> **EXERCISE DIRECTIONS**:
Tally the lines below that contain "монастыря". The number is the whole answer.

> **TASK INPUT**:

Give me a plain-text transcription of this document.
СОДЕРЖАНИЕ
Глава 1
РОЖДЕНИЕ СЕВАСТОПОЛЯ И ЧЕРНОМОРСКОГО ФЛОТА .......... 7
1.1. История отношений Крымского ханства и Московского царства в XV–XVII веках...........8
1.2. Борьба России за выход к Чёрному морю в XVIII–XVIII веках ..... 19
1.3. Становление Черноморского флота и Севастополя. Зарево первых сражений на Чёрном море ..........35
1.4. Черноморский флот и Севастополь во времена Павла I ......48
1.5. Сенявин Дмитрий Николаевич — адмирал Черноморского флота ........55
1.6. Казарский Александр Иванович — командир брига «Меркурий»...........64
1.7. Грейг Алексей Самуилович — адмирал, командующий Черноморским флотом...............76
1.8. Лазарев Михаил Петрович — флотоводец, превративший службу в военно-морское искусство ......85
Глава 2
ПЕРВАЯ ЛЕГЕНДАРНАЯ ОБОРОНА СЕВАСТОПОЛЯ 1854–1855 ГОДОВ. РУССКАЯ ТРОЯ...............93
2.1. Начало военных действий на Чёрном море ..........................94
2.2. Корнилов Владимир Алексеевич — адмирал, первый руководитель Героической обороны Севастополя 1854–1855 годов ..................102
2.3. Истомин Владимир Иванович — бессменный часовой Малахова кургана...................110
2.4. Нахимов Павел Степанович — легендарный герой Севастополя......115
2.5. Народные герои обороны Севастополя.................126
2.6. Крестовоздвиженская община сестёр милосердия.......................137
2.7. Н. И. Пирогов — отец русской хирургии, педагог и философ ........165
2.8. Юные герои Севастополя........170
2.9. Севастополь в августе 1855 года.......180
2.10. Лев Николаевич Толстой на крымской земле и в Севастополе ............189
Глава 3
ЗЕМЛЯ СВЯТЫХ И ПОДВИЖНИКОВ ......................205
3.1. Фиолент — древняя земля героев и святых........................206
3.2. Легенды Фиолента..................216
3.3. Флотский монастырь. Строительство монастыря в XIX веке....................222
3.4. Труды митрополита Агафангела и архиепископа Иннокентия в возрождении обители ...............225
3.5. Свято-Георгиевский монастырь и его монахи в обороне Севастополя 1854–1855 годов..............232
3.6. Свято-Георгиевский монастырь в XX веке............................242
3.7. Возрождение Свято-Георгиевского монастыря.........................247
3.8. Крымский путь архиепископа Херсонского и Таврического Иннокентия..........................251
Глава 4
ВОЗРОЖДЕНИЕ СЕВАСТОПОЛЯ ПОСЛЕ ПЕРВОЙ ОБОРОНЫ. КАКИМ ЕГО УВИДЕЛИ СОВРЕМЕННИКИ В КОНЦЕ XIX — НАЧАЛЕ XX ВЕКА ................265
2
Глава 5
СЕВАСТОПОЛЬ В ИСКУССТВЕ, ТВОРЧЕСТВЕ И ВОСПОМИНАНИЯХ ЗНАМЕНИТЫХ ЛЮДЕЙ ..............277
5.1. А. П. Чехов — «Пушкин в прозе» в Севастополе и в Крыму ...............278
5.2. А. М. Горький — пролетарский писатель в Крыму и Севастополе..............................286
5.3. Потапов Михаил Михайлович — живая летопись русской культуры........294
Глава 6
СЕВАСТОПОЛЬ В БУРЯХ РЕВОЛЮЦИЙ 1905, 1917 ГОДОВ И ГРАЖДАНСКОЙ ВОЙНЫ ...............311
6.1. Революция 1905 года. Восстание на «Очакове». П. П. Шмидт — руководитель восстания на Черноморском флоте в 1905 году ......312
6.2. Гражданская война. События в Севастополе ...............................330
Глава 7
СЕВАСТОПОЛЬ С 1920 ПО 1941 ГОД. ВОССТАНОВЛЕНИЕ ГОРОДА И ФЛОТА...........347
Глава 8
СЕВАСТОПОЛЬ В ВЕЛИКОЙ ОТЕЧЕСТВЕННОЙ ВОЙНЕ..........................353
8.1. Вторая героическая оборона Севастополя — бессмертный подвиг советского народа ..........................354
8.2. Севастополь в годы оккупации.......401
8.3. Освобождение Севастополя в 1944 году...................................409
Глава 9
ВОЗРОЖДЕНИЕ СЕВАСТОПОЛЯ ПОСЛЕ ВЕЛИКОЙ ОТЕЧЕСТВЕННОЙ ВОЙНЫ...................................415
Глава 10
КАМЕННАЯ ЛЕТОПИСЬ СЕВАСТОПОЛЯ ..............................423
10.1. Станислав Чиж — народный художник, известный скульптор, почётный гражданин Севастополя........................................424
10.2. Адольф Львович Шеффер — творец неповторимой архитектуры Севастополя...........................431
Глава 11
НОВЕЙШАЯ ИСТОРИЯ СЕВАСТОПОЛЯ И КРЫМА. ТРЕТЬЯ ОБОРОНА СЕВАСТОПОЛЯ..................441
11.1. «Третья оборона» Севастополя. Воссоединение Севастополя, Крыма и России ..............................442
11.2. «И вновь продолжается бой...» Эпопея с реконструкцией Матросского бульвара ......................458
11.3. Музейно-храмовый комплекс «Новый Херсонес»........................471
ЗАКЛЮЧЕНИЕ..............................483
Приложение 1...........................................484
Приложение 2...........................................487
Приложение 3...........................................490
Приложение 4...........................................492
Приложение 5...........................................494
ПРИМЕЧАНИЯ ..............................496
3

> **WRITTEN SOLUTION**:
2